• Instructions to follow:
State the number of lines that hold the string "Republic", with nothing added.

[BEGIN Records]

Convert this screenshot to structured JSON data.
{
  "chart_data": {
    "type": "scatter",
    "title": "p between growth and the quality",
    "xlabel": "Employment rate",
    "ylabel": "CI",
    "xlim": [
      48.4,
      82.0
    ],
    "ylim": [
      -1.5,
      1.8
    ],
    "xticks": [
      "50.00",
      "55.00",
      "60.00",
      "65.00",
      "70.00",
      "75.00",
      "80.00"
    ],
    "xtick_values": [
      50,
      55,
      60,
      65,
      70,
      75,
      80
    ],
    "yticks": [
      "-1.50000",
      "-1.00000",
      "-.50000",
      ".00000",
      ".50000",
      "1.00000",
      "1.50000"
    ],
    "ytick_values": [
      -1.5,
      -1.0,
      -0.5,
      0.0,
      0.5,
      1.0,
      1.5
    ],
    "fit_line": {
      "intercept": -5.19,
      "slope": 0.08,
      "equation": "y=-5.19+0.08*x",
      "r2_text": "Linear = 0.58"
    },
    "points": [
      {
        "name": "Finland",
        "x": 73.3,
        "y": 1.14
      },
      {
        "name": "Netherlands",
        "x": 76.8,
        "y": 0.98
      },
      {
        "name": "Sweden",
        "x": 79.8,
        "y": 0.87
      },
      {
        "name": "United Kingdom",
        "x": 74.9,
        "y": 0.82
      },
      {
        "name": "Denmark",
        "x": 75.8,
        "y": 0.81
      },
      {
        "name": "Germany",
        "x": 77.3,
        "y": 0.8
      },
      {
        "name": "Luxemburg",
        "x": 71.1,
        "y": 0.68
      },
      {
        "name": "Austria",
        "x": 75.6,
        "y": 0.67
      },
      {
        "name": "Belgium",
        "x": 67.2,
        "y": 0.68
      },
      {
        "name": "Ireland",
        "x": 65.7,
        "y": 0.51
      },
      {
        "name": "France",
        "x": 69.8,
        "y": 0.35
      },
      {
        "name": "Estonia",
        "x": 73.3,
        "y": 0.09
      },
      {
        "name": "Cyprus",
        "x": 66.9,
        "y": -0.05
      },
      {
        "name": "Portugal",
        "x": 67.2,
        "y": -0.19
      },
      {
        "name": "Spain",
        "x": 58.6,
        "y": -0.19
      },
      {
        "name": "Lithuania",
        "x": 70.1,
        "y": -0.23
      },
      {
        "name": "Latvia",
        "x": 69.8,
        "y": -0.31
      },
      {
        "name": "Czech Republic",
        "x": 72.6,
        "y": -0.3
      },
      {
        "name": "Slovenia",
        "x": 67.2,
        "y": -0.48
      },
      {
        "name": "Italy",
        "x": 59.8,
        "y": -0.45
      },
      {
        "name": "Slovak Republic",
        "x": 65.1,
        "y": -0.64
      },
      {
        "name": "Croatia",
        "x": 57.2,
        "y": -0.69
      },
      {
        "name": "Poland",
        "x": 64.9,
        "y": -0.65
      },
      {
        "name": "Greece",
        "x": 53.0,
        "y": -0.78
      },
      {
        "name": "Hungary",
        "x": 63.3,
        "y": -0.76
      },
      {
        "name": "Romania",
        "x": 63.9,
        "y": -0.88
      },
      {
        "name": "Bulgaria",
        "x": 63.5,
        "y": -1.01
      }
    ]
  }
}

[END Records]

• Problem solution:
2